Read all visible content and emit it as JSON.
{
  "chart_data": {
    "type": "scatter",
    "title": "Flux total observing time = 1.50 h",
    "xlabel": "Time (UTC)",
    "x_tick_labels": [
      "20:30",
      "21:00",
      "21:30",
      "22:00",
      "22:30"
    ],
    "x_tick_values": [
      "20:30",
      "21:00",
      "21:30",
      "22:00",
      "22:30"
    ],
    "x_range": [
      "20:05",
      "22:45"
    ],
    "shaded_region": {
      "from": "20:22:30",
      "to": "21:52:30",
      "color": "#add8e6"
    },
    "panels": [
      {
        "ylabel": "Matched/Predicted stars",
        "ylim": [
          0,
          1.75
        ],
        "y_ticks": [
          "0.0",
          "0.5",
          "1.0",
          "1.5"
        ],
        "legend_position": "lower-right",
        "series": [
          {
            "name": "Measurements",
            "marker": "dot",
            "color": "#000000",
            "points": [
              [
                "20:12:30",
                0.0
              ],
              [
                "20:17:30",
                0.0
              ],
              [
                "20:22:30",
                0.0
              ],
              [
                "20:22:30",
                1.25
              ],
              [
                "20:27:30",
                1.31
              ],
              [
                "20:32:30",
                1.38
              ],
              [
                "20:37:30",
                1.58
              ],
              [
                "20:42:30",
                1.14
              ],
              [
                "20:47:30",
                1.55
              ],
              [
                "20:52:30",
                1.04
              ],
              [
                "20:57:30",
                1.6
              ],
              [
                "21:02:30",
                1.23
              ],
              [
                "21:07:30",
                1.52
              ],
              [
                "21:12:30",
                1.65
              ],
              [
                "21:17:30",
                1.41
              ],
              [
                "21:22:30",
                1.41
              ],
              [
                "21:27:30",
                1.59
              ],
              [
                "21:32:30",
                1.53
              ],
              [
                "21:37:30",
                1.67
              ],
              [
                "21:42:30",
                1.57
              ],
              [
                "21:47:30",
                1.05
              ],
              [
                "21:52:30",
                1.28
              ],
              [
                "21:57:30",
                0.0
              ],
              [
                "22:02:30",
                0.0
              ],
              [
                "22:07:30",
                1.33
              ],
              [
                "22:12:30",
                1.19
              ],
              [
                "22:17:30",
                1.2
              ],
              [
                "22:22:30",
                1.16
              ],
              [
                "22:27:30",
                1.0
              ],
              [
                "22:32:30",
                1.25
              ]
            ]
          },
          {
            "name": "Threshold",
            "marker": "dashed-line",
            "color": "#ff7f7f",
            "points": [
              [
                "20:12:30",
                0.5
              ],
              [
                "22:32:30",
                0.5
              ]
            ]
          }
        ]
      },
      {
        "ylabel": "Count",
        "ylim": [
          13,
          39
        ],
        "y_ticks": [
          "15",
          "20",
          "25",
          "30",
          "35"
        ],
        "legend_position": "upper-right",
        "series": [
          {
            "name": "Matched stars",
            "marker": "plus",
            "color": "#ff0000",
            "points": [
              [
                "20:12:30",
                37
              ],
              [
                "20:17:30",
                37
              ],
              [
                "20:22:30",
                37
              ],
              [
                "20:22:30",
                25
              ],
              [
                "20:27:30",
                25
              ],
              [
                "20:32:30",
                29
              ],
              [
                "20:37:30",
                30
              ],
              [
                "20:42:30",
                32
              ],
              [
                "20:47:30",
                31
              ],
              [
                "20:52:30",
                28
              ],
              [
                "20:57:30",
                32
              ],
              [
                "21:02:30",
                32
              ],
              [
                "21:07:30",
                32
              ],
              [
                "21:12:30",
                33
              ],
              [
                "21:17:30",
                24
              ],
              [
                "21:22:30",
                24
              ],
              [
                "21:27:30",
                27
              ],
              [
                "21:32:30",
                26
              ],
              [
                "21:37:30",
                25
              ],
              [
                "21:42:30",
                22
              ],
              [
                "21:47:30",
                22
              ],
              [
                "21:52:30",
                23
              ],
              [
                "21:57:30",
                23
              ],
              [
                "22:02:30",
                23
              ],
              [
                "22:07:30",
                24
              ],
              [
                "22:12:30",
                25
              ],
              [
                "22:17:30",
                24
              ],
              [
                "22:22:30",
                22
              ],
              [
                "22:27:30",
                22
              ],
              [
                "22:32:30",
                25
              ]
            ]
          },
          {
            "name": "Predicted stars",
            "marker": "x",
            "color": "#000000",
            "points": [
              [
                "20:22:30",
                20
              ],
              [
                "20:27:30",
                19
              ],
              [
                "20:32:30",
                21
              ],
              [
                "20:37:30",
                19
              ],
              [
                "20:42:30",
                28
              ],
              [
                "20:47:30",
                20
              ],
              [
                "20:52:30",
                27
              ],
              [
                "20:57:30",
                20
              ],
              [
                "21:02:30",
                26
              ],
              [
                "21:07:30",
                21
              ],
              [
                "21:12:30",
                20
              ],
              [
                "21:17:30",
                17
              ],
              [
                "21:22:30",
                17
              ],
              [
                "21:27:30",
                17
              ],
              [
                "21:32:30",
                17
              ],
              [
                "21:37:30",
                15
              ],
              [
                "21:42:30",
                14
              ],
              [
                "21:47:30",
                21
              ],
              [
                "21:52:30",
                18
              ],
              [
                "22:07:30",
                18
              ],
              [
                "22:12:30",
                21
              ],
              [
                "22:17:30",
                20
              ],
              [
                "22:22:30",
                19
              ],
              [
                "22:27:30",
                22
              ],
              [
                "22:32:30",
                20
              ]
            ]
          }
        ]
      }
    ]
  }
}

● **YOUR GOAL**
Reproduce the data in full, exactly as presented.

● **SOLUTION**
Read all visible content and emit it as JSON.
{
  "chart_data": {
    "type": "scatter",
    "title": "Flux total observing time = 1.50 h",
    "xlabel": "Time (UTC)",
    "x_tick_labels": [
      "20:30",
      "21:00",
      "21:30",
      "22:00",
      "22:30"
    ],
    "x_tick_values": [
      "20:30",
      "21:00",
      "21:30",
      "22:00",
      "22:30"
    ],
    "x_range": [
      "20:05",
      "22:45"
    ],
    "shaded_region": {
      "from": "20:22:30",
      "to": "21:52:30",
      "color": "#add8e6"
    },
    "panels": [
      {
        "ylabel": "Matched/Predicted stars",
        "ylim": [
          0,
          1.75
        ],
        "y_ticks": [
          "0.0",
          "0.5",
          "1.0",
          "1.5"
        ],
        "legend_position": "lower-right",
        "series": [
          {
            "name": "Measurements",
            "marker": "dot",
            "color": "#000000",
            "points": [
              [
                "20:12:30",
                0.0
              ],
              [
                "20:17:30",
                0.0
              ],
              [
                "20:22:30",
                0.0
              ],
              [
                "20:22:30",
                1.25
              ],
              [
                "20:27:30",
                1.31
              ],
              [
                "20:32:30",
                1.38
              ],
              [
                "20:37:30",
                1.58
              ],
              [
                "20:42:30",
                1.14
              ],
              [
                "20:47:30",
                1.55
              ],
              [
                "20:52:30",
                1.04
              ],
              [
                "20:57:30",
                1.6
              ],
              [
                "21:02:30",
                1.23
              ],
              [
                "21:07:30",
                1.52
              ],
              [
                "21:12:30",
                1.65
              ],
              [
                "21:17:30",
                1.41
              ],
              [
                "21:22:30",
                1.41
              ],
              [
                "21:27:30",
                1.59
              ],
              [
                "21:32:30",
                1.53
              ],
              [
                "21:37:30",
                1.67
              ],
              [
                "21:42:30",
                1.57
              ],
              [
                "21:47:30",
                1.05
              ],
              [
                "21:52:30",
                1.28
              ],
              [
                "21:57:30",
                0.0
              ],
              [
                "22:02:30",
                0.0
              ],
              [
                "22:07:30",
                1.33
              ],
              [
                "22:12:30",
                1.19
              ],
              [
                "22:17:30",
                1.2
              ],
              [
                "22:22:30",
                1.16
              ],
              [
                "22:27:30",
                1.0
              ],
              [
                "22:32:30",
                1.25
              ]
            ]
          },
          {
            "name": "Threshold",
            "marker": "dashed-line",
            "color": "#ff7f7f",
            "points": [
              [
                "20:12:30",
                0.5
              ],
              [
                "22:32:30",
                0.5
              ]
            ]
          }
        ]
      },
      {
        "ylabel": "Count",
        "ylim": [
          13,
          39
        ],
        "y_ticks": [
          "15",
          "20",
          "25",
          "30",
          "35"
        ],
        "legend_position": "upper-right",
        "series": [
          {
            "name": "Matched stars",
            "marker": "plus",
            "color": "#ff0000",
            "points": [
              [
                "20:12:30",
                37
              ],
              [
                "20:17:30",
                37
              ],
              [
                "20:22:30",
                37
              ],
              [
                "20:22:30",
                25
              ],
              [
                "20:27:30",
                25
              ],
              [
                "20:32:30",
                29
              ],
              [
                "20:37:30",
                30
              ],
              [
                "20:42:30",
                32
              ],
              [
                "20:47:30",
                31
              ],
              [
                "20:52:30",
                28
              ],
              [
                "20:57:30",
                32
              ],
              [
                "21:02:30",
                32
              ],
              [
                "21:07:30",
                32
              ],
              [
                "21:12:30",
                33
              ],
              [
                "21:17:30",
                24
              ],
              [
                "21:22:30",
                24
              ],
              [
                "21:27:30",
                27
              ],
              [
                "21:32:30",
                26
              ],
              [
                "21:37:30",
                25
              ],
              [
                "21:42:30",
                22
              ],
              [
                "21:47:30",
                22
              ],
              [
                "21:52:30",
                23
              ],
              [
                "21:57:30",
                23
              ],
              [
                "22:02:30",
                23
              ],
              [
                "22:07:30",
                24
              ],
              [
                "22:12:30",
                25
              ],
              [
                "22:17:30",
                24
              ],
              [
                "22:22:30",
                22
              ],
              [
                "22:27:30",
                22
              ],
              [
                "22:32:30",
                25
              ]
            ]
          },
          {
            "name": "Predicted stars",
            "marker": "x",
            "color": "#000000",
            "points": [
              [
                "20:22:30",
                20
              ],
              [
                "20:27:30",
                19
              ],
              [
                "20:32:30",
                21
              ],
              [
                "20:37:30",
                19
              ],
              [
                "20:42:30",
                28
              ],
              [
                "20:47:30",
                20
              ],
              [
                "20:52:30",
                27
              ],
              [
                "20:57:30",
                20
              ],
              [
                "21:02:30",
                26
              ],
              [
                "21:07:30",
                21
              ],
              [
                "21:12:30",
                20
              ],
              [
                "21:17:30",
                17
              ],
              [
                "21:22:30",
                17
              ],
              [
                "21:27:30",
                17
              ],
              [
                "21:32:30",
                17
              ],
              [
                "21:37:30",
                15
              ],
              [
                "21:42:30",
                14
              ],
              [
                "21:47:30",
                21
              ],
              [
                "21:52:30",
                18
              ],
              [
                "22:07:30",
                18
              ],
              [
                "22:12:30",
                21
              ],
              [
                "22:17:30",
                20
              ],
              [
                "22:22:30",
                19
              ],
              [
                "22:27:30",
                22
              ],
              [
                "22:32:30",
                20
              ]
            ]
          }
        ]
      }
    ]
  }
}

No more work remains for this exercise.